* **Collected data**
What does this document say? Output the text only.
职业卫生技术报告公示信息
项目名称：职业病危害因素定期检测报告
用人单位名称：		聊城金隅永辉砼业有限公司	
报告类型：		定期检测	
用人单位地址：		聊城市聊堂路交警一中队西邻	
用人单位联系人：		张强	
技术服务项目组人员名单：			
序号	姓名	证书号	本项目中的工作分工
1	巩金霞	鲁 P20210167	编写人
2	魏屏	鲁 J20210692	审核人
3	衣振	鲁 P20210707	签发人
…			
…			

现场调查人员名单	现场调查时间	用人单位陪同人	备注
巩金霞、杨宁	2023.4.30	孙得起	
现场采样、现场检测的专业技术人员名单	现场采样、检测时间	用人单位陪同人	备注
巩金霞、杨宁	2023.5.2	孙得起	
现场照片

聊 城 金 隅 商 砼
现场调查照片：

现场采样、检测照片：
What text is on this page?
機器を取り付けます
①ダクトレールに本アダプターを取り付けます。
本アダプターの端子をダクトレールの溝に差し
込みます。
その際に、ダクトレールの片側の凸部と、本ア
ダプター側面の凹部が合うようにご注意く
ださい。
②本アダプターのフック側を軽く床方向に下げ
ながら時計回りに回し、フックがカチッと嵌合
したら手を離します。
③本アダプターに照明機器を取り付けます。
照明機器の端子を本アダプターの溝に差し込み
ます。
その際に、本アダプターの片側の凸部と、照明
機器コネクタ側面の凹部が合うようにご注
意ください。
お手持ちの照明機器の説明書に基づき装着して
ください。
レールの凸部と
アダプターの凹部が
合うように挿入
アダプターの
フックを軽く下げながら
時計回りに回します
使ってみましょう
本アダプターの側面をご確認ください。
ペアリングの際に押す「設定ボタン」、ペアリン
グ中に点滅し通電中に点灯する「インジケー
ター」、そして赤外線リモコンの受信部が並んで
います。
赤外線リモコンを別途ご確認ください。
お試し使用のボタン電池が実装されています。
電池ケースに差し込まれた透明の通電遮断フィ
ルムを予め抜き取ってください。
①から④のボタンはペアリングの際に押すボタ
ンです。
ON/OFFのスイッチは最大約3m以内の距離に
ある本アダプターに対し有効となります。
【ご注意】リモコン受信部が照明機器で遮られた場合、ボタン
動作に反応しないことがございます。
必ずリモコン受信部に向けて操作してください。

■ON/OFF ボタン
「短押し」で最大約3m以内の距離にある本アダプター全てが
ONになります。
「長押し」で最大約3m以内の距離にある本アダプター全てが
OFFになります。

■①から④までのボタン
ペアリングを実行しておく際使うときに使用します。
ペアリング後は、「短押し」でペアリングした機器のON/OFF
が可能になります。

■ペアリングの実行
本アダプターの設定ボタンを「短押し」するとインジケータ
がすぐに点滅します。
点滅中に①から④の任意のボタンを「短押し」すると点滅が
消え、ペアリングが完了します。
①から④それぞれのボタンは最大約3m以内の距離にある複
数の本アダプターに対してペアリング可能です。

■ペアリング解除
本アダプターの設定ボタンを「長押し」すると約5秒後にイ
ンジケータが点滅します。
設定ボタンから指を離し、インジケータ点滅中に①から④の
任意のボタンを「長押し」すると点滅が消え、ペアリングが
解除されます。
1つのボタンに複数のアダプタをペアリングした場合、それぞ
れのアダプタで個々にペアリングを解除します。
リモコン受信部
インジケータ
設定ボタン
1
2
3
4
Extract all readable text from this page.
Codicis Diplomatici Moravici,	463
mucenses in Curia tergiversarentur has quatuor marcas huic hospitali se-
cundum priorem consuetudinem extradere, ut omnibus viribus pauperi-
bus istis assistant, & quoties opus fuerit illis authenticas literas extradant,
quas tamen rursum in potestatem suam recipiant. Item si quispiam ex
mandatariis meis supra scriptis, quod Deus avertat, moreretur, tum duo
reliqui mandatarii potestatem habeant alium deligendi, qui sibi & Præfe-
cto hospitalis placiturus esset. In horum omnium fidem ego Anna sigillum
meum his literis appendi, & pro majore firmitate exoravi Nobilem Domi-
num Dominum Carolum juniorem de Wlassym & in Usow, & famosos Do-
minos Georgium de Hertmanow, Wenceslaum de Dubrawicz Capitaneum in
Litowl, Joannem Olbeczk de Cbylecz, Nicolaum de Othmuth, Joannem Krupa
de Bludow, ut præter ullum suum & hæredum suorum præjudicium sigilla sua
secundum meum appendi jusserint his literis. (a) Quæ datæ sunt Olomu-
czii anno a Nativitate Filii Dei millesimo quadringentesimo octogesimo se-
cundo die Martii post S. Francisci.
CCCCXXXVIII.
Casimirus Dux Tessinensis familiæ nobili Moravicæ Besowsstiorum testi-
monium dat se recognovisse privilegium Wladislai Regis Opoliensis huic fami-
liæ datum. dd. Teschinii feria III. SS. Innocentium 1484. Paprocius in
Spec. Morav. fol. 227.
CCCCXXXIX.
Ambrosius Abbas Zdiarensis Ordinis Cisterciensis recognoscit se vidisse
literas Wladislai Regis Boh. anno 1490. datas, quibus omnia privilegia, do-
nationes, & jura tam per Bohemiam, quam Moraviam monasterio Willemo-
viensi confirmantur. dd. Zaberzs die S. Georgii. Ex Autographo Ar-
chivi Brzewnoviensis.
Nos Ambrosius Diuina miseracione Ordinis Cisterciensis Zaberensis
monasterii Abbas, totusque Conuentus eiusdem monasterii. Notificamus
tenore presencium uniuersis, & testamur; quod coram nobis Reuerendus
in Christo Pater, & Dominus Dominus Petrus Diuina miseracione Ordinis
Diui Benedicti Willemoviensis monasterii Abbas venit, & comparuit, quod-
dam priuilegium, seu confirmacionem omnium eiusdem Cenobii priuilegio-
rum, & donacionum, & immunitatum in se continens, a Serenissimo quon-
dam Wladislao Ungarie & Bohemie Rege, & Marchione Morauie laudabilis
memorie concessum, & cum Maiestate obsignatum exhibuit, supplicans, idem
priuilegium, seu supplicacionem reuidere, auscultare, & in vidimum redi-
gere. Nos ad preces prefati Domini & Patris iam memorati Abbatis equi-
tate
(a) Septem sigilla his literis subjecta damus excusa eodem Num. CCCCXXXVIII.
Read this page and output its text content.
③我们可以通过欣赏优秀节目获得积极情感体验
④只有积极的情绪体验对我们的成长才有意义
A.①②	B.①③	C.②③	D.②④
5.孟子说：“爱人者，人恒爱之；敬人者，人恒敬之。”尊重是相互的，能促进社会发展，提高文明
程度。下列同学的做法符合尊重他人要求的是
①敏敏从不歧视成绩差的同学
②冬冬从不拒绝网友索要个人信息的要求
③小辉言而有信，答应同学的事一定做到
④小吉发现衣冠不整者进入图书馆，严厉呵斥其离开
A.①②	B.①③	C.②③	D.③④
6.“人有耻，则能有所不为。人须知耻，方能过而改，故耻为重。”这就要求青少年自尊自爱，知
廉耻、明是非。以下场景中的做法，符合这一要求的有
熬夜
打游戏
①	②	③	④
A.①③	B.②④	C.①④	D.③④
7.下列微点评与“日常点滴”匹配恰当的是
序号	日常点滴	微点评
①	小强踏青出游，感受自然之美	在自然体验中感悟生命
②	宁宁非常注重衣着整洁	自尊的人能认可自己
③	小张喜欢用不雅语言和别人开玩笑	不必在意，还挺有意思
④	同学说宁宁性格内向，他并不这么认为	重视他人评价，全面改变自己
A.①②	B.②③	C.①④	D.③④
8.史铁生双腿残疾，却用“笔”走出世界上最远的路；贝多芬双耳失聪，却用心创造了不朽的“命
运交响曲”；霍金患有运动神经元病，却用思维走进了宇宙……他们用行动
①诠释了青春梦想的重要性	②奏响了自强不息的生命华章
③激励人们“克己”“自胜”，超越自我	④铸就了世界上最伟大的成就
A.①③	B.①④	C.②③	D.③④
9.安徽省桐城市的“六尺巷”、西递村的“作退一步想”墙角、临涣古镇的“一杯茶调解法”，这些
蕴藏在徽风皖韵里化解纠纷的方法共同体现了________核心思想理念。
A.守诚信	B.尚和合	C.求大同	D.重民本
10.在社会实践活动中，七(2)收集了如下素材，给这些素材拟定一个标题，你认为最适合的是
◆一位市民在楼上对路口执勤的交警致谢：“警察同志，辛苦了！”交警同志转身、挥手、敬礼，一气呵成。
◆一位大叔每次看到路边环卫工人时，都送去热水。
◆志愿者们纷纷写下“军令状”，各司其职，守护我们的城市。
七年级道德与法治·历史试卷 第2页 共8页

* **Exercise requirements**
Give every line of the material that includes the string "page".

* **Response to the task**
What text is on this page?
Extract all readable text from this page.
Read this page and output its text content.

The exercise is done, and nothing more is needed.